[数据行]
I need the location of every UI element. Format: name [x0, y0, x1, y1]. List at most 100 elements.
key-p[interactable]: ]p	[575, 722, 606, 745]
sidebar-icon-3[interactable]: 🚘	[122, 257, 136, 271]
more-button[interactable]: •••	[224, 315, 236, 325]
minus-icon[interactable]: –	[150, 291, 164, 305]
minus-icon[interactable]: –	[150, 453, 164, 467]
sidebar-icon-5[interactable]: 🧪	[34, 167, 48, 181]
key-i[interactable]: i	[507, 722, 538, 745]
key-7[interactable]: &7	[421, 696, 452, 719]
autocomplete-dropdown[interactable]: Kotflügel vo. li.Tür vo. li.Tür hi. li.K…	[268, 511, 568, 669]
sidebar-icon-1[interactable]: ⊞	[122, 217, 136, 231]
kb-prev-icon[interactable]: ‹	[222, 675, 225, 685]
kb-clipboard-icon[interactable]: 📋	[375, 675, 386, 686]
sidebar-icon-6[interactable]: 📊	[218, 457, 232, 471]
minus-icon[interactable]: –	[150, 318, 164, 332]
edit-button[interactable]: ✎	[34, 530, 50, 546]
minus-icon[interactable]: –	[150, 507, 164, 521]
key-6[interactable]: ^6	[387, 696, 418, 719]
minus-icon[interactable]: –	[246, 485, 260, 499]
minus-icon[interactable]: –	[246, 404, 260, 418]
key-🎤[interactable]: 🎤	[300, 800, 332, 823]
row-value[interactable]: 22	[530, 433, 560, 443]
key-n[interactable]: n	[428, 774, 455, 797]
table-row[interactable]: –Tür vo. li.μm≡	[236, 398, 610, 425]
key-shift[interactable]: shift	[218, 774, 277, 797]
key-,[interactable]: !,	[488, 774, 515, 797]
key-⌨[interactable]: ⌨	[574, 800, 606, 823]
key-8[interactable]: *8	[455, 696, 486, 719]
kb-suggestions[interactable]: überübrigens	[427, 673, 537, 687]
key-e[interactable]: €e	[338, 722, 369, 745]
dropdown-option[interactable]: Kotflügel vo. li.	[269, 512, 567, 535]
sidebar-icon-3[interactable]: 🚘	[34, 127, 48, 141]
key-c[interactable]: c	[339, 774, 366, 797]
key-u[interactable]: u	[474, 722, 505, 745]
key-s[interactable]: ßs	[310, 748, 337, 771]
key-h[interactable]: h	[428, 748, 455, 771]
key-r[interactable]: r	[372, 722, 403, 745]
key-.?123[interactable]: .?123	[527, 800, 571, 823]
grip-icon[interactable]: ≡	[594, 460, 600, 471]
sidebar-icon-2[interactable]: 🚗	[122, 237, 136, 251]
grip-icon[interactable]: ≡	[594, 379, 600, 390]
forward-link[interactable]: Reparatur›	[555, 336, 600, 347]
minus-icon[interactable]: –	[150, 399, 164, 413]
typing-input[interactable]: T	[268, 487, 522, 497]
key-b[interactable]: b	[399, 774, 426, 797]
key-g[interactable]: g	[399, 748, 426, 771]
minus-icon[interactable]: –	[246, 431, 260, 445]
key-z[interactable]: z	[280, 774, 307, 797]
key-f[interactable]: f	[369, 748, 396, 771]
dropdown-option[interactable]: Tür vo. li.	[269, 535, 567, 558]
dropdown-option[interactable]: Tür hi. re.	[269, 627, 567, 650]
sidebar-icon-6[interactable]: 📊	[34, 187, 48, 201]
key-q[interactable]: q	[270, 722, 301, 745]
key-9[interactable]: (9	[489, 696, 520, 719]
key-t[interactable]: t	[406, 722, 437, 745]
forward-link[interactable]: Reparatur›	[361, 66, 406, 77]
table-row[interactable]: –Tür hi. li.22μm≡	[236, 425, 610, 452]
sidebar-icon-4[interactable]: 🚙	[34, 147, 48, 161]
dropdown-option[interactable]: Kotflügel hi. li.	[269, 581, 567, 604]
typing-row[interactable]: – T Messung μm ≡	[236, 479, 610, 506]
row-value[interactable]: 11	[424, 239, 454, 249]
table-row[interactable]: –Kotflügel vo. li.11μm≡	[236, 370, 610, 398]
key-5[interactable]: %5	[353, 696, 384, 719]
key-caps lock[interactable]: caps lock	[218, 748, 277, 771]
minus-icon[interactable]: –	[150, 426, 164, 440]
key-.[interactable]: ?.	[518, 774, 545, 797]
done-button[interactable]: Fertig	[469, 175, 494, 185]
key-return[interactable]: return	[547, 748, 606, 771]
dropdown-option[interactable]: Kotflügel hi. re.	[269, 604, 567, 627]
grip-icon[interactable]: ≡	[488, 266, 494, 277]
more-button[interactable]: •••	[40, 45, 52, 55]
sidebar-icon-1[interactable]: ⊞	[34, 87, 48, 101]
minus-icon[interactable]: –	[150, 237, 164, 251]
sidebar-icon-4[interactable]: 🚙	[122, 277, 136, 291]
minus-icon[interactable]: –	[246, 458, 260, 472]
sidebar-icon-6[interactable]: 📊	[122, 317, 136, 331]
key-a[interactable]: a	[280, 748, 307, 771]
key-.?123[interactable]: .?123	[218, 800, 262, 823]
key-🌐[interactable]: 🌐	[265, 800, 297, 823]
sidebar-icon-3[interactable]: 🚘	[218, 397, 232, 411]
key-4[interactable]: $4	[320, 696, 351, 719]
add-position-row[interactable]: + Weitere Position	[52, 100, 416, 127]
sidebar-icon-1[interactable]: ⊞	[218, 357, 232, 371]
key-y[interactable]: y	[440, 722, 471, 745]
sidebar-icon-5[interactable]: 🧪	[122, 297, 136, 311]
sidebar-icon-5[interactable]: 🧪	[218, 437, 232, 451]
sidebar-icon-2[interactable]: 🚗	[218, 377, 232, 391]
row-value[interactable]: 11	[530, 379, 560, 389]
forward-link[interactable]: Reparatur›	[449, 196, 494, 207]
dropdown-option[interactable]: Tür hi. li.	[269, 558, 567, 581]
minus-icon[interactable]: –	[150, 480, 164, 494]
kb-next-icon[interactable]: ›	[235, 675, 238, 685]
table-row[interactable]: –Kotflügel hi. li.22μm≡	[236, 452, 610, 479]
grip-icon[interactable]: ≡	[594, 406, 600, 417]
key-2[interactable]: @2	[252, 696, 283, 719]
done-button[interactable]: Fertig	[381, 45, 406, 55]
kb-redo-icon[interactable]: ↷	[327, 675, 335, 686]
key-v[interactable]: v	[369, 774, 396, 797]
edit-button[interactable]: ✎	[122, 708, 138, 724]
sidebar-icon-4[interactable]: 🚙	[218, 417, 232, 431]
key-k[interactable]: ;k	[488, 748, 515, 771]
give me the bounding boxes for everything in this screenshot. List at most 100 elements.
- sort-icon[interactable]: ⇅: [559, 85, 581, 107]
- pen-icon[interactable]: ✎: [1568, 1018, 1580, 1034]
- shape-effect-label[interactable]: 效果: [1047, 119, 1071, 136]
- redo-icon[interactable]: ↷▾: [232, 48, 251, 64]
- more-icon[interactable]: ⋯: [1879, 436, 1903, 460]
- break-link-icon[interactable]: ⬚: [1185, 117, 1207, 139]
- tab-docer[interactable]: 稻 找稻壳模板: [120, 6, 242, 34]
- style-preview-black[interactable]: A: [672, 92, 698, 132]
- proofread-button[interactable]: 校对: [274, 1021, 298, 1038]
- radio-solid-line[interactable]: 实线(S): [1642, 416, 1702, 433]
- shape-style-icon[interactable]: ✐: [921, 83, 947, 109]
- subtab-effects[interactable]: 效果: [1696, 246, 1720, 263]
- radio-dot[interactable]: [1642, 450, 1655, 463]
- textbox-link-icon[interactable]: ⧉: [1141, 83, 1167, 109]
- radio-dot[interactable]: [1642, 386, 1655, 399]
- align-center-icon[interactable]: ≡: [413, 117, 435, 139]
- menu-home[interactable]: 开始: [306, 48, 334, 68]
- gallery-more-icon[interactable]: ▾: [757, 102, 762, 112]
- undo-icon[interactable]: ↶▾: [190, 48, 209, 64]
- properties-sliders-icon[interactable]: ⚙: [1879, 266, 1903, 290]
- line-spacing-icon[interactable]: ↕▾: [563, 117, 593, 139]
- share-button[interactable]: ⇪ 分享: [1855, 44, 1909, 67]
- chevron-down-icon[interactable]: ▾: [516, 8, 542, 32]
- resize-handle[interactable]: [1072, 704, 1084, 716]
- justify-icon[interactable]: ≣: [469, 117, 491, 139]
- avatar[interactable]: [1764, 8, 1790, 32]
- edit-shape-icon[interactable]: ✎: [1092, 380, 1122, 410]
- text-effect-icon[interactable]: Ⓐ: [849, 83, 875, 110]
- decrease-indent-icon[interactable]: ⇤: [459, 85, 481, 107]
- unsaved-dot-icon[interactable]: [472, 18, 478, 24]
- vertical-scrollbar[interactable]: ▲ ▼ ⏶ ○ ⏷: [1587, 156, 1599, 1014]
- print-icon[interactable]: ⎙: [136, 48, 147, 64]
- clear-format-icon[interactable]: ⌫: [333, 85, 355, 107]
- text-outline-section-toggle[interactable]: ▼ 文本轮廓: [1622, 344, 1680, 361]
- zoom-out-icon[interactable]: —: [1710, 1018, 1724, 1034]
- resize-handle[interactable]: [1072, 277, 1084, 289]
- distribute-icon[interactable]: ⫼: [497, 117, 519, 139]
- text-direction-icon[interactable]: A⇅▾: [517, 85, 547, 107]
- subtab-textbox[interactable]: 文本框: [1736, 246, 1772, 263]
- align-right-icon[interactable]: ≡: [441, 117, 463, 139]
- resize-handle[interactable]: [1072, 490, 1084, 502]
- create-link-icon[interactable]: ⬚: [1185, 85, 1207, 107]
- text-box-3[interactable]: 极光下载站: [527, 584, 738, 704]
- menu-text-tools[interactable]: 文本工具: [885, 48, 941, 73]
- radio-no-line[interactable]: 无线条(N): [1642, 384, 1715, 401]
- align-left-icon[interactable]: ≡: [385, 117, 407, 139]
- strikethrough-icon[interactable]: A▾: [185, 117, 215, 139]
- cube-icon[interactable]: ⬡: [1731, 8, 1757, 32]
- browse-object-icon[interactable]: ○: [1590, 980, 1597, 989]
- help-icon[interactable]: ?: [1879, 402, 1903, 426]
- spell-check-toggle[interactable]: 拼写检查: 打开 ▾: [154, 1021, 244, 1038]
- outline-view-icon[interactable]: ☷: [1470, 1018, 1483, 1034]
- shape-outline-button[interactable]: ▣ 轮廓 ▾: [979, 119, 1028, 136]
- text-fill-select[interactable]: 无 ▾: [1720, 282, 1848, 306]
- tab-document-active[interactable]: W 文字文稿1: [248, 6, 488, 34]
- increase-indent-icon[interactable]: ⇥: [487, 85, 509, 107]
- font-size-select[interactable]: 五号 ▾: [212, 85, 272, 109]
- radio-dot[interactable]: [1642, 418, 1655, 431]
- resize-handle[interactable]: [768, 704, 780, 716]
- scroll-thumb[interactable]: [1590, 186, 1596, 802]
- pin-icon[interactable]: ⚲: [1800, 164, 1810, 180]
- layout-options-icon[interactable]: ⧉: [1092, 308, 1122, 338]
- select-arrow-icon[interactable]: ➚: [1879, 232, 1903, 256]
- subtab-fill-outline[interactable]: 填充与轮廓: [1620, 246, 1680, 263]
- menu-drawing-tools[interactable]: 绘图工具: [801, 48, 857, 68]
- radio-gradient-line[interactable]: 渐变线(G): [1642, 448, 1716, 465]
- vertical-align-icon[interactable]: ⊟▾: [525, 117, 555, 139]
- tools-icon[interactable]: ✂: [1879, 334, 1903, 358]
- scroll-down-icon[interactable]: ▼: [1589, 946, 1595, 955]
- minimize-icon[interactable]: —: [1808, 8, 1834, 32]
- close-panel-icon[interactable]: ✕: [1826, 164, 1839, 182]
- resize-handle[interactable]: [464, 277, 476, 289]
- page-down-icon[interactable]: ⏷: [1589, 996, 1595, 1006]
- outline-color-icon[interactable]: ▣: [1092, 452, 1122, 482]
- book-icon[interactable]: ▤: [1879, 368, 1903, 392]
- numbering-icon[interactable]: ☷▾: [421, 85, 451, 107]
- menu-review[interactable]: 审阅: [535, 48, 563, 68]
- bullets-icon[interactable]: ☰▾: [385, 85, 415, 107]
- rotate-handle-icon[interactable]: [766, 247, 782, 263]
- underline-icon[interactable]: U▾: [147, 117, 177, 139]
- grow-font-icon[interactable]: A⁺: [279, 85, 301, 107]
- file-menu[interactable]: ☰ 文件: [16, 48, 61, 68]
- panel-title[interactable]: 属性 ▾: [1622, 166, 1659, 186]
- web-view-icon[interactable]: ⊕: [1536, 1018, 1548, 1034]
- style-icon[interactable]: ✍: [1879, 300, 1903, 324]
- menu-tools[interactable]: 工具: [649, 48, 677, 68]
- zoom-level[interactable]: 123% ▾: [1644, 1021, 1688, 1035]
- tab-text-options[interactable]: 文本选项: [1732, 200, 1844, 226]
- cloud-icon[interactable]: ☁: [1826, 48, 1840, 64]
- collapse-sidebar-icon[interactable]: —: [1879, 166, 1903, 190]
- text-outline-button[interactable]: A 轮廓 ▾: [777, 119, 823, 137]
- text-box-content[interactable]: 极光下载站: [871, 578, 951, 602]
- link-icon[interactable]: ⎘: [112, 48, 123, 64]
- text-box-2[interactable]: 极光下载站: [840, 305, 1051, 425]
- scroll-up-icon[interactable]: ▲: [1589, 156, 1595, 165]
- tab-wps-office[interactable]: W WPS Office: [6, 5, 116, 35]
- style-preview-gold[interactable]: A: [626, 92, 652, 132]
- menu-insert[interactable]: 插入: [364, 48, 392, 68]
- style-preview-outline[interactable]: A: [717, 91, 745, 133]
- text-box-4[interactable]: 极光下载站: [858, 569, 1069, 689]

» 书面要求
把列表从第一行开始，一直到含有“315, 236, 325]”的那一行，一字不改地照抄给我，头尾两行都要算上。

» 书面回答
I need the location of every UI element. Format: name [x0, y0, x1, y1]. List at most 100 elements.
key-p[interactable]: ]p	[575, 722, 606, 745]
sidebar-icon-3[interactable]: 🚘	[122, 257, 136, 271]
more-button[interactable]: •••	[224, 315, 236, 325]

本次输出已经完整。